(Data extracted from a collection)
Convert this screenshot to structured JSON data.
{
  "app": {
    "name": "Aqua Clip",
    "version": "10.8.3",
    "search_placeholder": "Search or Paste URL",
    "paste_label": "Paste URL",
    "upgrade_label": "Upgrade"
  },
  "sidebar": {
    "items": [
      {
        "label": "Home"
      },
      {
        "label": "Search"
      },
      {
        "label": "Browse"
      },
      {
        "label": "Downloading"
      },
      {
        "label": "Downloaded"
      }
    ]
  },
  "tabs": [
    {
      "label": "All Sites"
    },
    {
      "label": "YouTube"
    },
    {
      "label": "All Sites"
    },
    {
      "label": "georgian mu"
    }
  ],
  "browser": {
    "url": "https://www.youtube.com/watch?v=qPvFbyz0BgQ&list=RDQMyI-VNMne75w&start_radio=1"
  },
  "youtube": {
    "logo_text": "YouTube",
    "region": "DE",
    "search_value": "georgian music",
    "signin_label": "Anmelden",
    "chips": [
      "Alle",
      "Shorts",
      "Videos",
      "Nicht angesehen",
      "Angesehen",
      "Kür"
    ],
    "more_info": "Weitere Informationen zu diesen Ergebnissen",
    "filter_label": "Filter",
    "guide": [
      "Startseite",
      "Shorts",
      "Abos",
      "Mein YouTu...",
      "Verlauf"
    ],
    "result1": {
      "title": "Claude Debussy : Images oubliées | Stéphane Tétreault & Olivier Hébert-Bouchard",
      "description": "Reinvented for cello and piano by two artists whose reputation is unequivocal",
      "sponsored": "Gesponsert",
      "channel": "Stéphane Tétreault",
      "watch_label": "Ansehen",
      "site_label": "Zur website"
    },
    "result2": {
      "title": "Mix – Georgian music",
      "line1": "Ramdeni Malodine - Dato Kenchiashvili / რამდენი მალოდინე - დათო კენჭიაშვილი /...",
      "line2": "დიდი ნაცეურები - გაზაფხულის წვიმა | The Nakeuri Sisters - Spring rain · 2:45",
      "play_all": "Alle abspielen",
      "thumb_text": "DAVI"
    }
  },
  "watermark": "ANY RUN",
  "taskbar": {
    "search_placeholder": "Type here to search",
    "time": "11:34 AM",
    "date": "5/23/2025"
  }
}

--

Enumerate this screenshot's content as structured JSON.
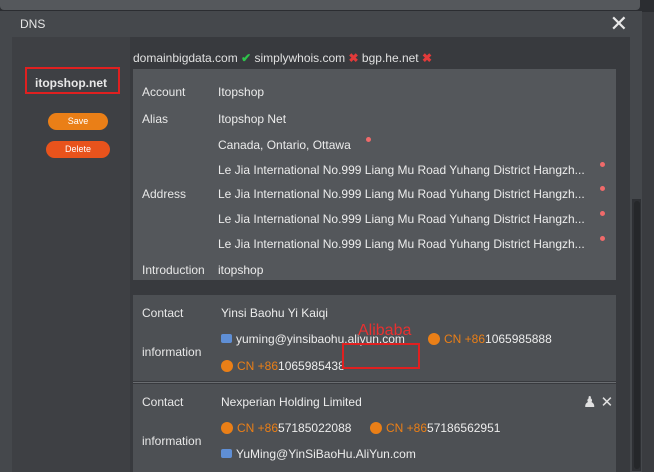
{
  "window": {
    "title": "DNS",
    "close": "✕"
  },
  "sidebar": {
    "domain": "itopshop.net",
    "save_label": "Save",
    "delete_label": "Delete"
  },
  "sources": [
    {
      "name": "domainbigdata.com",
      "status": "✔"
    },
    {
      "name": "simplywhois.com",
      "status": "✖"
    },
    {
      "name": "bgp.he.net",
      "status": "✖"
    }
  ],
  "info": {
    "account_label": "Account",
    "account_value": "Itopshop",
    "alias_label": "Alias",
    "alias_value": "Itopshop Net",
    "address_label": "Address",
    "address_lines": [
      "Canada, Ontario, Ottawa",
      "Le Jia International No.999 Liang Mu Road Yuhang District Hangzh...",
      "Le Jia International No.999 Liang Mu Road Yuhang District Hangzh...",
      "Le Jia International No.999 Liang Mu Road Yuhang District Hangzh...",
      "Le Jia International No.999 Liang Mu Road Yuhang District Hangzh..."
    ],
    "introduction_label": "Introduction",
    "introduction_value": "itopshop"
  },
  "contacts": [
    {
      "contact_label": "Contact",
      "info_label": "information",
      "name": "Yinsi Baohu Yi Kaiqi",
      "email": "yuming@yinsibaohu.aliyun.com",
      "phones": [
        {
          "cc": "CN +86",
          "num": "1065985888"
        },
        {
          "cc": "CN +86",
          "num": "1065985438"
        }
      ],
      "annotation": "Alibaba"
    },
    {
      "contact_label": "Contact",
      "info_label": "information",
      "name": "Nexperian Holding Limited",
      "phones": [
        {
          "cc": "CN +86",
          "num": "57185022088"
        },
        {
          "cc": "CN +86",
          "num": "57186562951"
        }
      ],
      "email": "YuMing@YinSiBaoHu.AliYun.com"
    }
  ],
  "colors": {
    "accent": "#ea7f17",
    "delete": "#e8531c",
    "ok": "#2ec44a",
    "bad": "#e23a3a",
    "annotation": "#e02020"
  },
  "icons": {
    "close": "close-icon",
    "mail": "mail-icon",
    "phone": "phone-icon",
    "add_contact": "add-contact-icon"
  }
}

■ **WHAT IS REQUIRED**:
In the listing, find every line containing the word "this" and list it.

■ **OUTPUT BELOW**:
Convert this screenshot to structured JSON data.
Enumerate this screenshot's content as structured JSON.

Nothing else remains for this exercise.